### Problem requirements
Reproduce the listing word for word. Skip any image.

(A block of data)
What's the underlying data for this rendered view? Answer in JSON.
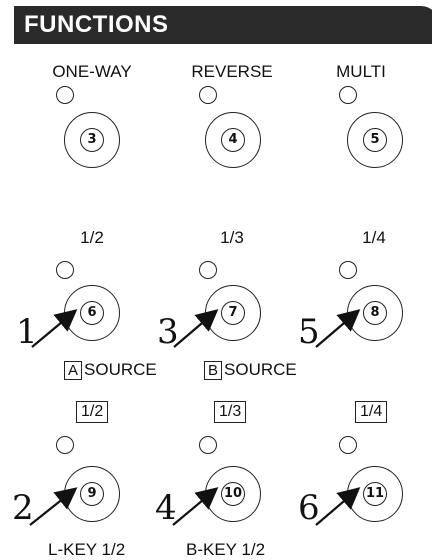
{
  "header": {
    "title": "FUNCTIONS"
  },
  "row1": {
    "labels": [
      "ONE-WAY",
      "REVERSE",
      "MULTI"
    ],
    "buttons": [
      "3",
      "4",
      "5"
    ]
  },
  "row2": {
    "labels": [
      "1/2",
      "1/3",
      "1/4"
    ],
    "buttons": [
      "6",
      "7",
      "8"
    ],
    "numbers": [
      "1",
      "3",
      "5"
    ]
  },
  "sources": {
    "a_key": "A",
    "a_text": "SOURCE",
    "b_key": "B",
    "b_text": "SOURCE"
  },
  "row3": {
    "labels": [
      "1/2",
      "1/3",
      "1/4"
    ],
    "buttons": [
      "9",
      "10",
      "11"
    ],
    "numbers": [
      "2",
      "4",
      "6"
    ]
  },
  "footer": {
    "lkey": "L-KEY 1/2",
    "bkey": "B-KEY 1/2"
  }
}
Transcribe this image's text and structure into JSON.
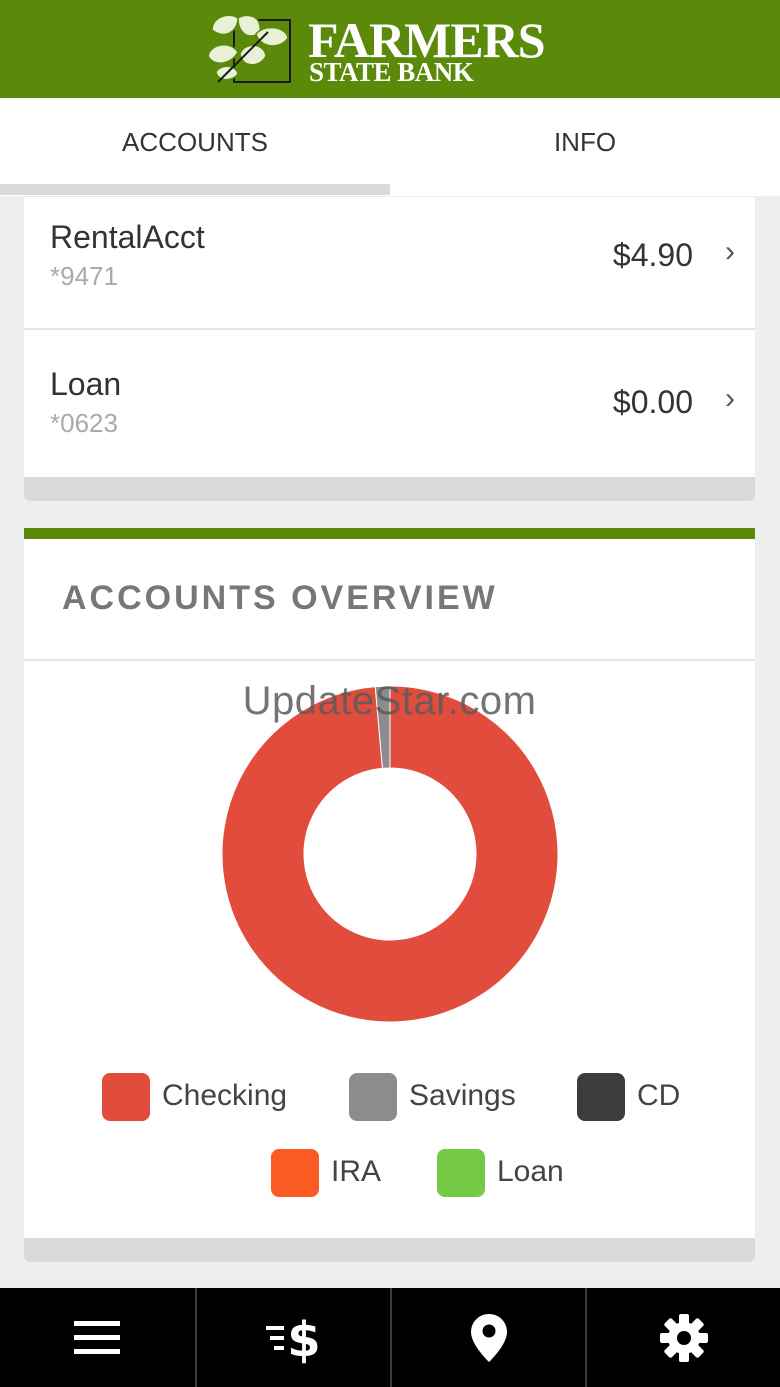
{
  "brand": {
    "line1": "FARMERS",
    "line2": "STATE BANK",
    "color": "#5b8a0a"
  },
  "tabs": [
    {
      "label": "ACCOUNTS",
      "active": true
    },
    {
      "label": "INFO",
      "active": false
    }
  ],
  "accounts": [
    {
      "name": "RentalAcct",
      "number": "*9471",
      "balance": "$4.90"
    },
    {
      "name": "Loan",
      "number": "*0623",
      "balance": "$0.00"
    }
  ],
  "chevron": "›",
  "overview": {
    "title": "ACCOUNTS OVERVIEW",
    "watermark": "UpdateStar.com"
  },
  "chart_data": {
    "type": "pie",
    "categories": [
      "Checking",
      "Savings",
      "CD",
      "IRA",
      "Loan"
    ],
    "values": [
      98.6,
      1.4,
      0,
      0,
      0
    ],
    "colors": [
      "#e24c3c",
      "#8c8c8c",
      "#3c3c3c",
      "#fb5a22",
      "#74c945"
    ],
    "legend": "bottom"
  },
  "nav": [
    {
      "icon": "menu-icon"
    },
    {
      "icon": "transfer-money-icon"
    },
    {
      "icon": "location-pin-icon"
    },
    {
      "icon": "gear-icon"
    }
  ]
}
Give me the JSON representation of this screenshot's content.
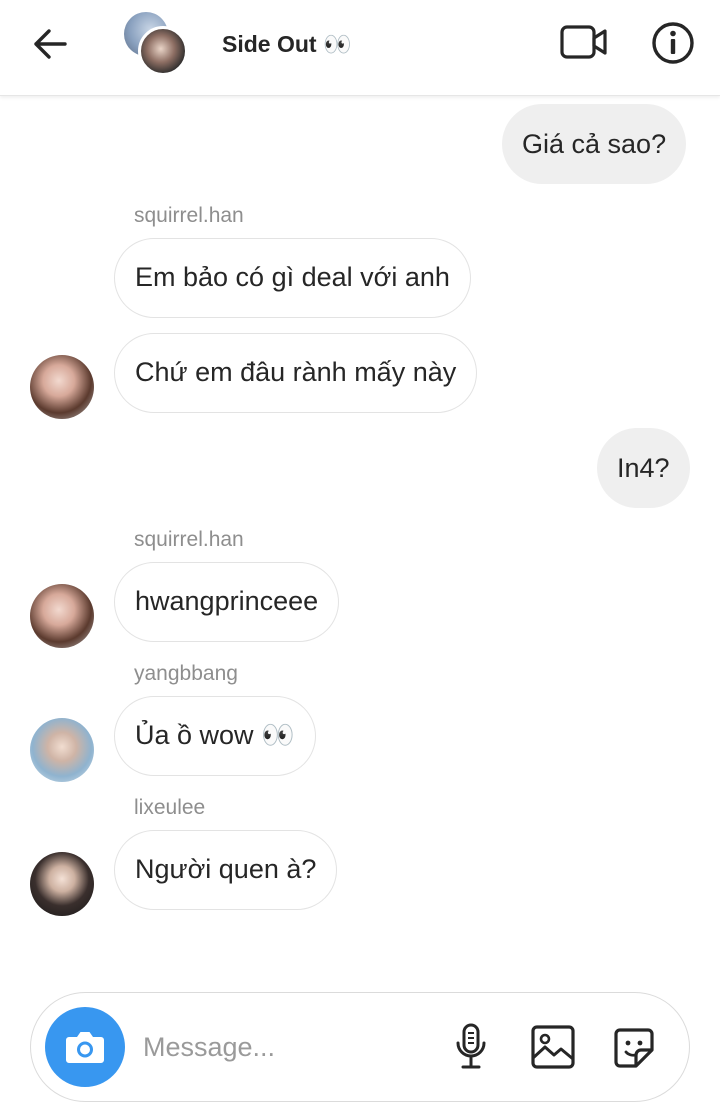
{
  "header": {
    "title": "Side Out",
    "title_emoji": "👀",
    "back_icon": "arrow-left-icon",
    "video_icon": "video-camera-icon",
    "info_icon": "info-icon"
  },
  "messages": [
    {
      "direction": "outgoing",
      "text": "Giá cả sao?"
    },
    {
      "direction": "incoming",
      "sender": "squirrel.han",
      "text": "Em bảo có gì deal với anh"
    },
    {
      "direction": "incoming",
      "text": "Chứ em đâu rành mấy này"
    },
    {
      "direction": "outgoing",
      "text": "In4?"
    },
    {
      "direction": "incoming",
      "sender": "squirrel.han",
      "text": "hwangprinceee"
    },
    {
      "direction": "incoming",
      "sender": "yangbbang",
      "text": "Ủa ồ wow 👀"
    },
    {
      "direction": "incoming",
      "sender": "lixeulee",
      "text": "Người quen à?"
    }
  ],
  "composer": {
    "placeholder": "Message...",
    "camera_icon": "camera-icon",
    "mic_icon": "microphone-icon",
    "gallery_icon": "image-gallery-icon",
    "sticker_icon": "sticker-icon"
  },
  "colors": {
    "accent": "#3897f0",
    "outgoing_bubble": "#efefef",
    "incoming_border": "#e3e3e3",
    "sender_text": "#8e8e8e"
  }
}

### Written solution
What's the underlying data for this rendered view? Answer in JSON.
{
  "header": {
    "title": "FUNCTIONS"
  },
  "row1": {
    "labels": [
      "ONE-WAY",
      "REVERSE",
      "MULTI"
    ],
    "buttons": [
      "3",
      "4",
      "5"
    ]
  },
  "row2": {
    "labels": [
      "1/2",
      "1/3",
      "1/4"
    ],
    "buttons": [
      "6",
      "7",
      "8"
    ],
    "numbers": [
      "1",
      "3",
      "5"
    ]
  },
  "sources": {
    "a_key": "A",
    "a_text": "SOURCE",
    "b_key": "B",
    "b_text": "SOURCE"
  },
  "row3": {
    "labels": [
      "1/2",
      "1/3",
      "1/4"
    ],
    "buttons": [
      "9",
      "10",
      "11"
    ],
    "numbers": [
      "2",
      "4",
      "6"
    ]
  },
  "footer": {
    "lkey": "L-KEY 1/2",
    "bkey": "B-KEY 1/2"
  }
}
Transcribe this image's text and structure into JSON.
{
  "brand": {
    "line1": "FARMERS",
    "line2": "STATE BANK",
    "color": "#5b8a0a"
  },
  "tabs": [
    {
      "label": "ACCOUNTS",
      "active": true
    },
    {
      "label": "INFO",
      "active": false
    }
  ],
  "accounts": [
    {
      "name": "RentalAcct",
      "number": "*9471",
      "balance": "$4.90"
    },
    {
      "name": "Loan",
      "number": "*0623",
      "balance": "$0.00"
    }
  ],
  "chevron": "›",
  "overview": {
    "title": "ACCOUNTS OVERVIEW",
    "watermark": "UpdateStar.com"
  },
  "chart_data": {
    "type": "pie",
    "categories": [
      "Checking",
      "Savings",
      "CD",
      "IRA",
      "Loan"
    ],
    "values": [
      98.6,
      1.4,
      0,
      0,
      0
    ],
    "colors": [
      "#e24c3c",
      "#8c8c8c",
      "#3c3c3c",
      "#fb5a22",
      "#74c945"
    ],
    "legend": "bottom"
  },
  "nav": [
    {
      "icon": "menu-icon"
    },
    {
      "icon": "transfer-money-icon"
    },
    {
      "icon": "location-pin-icon"
    },
    {
      "icon": "gear-icon"
    }
  ]
}
Give me the JSON representation of this screenshot's content.
{
  "header": {
    "title": "Side Out",
    "title_emoji": "👀",
    "back_icon": "arrow-left-icon",
    "video_icon": "video-camera-icon",
    "info_icon": "info-icon"
  },
  "messages": [
    {
      "direction": "outgoing",
      "text": "Giá cả sao?"
    },
    {
      "direction": "incoming",
      "sender": "squirrel.han",
      "text": "Em bảo có gì deal với anh"
    },
    {
      "direction": "incoming",
      "text": "Chứ em đâu rành mấy này"
    },
    {
      "direction": "outgoing",
      "text": "In4?"
    },
    {
      "direction": "incoming",
      "sender": "squirrel.han",
      "text": "hwangprinceee"
    },
    {
      "direction": "incoming",
      "sender": "yangbbang",
      "text": "Ủa ồ wow 👀"
    },
    {
      "direction": "incoming",
      "sender": "lixeulee",
      "text": "Người quen à?"
    }
  ],
  "composer": {
    "placeholder": "Message...",
    "camera_icon": "camera-icon",
    "mic_icon": "microphone-icon",
    "gallery_icon": "image-gallery-icon",
    "sticker_icon": "sticker-icon"
  },
  "colors": {
    "accent": "#3897f0",
    "outgoing_bubble": "#efefef",
    "incoming_border": "#e3e3e3",
    "sender_text": "#8e8e8e"
  }
}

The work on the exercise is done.